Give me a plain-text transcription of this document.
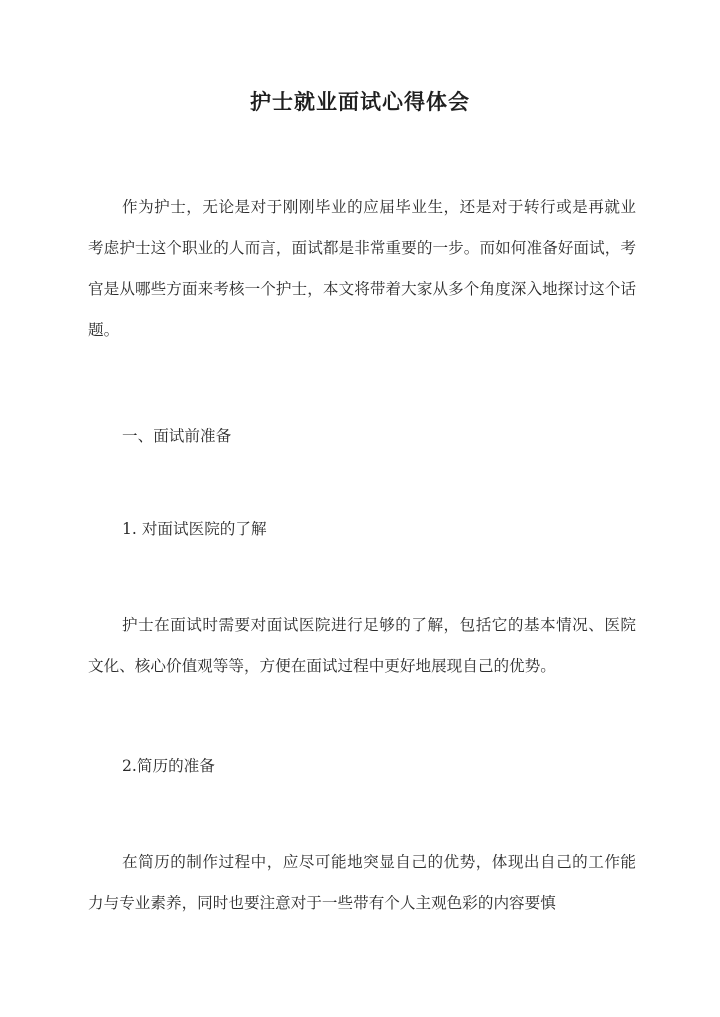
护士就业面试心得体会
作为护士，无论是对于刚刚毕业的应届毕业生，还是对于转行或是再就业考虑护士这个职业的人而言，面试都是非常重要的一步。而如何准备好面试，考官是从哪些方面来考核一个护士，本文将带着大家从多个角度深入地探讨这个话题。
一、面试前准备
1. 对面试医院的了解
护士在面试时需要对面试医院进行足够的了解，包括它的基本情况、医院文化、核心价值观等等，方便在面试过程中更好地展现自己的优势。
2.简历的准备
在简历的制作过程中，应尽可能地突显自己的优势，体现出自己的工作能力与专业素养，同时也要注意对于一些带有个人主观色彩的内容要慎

================

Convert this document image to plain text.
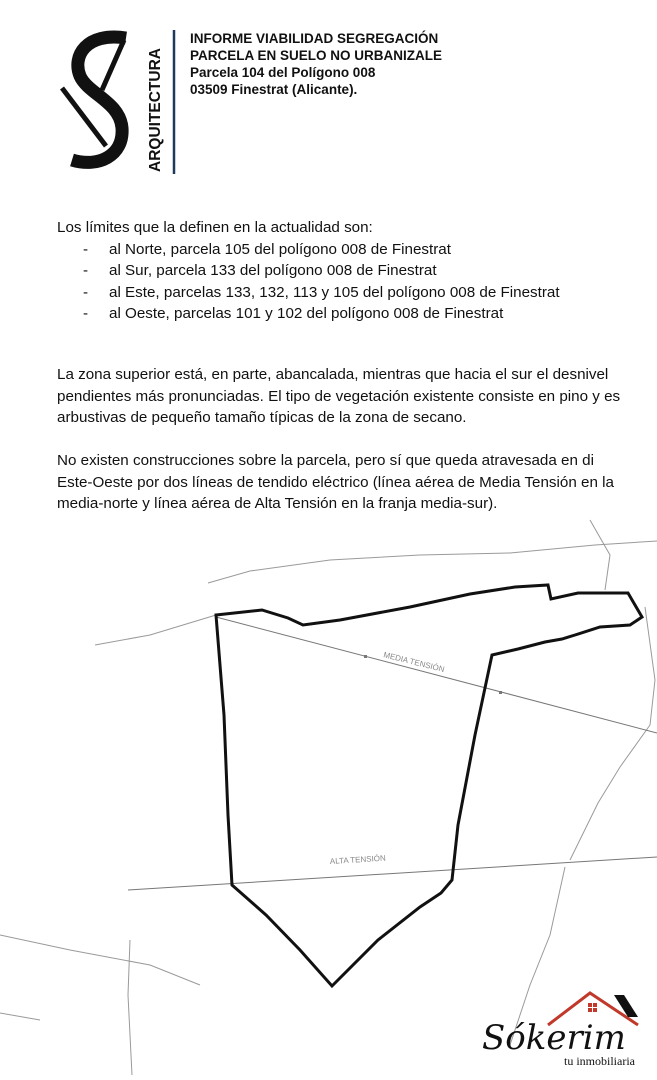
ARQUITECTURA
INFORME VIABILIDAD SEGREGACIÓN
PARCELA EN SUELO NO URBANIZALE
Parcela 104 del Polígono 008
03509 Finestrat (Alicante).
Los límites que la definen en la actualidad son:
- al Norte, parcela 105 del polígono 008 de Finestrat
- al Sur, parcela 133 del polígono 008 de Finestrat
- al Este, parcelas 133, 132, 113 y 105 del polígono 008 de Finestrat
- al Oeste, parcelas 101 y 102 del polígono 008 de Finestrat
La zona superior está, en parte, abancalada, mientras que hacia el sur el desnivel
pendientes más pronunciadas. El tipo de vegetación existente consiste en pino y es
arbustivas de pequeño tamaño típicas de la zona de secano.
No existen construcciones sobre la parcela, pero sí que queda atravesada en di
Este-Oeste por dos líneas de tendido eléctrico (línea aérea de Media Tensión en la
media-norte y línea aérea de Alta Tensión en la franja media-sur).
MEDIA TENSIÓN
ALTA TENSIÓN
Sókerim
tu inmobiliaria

================

→ **SET EXERCISE**: From the entries above, copy each line holding "parcelas".

→ **TASK RESULT**:
- al Este, parcelas 133, 132, 113 y 105 del polígono 008 de Finestrat
- al Oeste, parcelas 101 y 102 del polígono 008 de Finestrat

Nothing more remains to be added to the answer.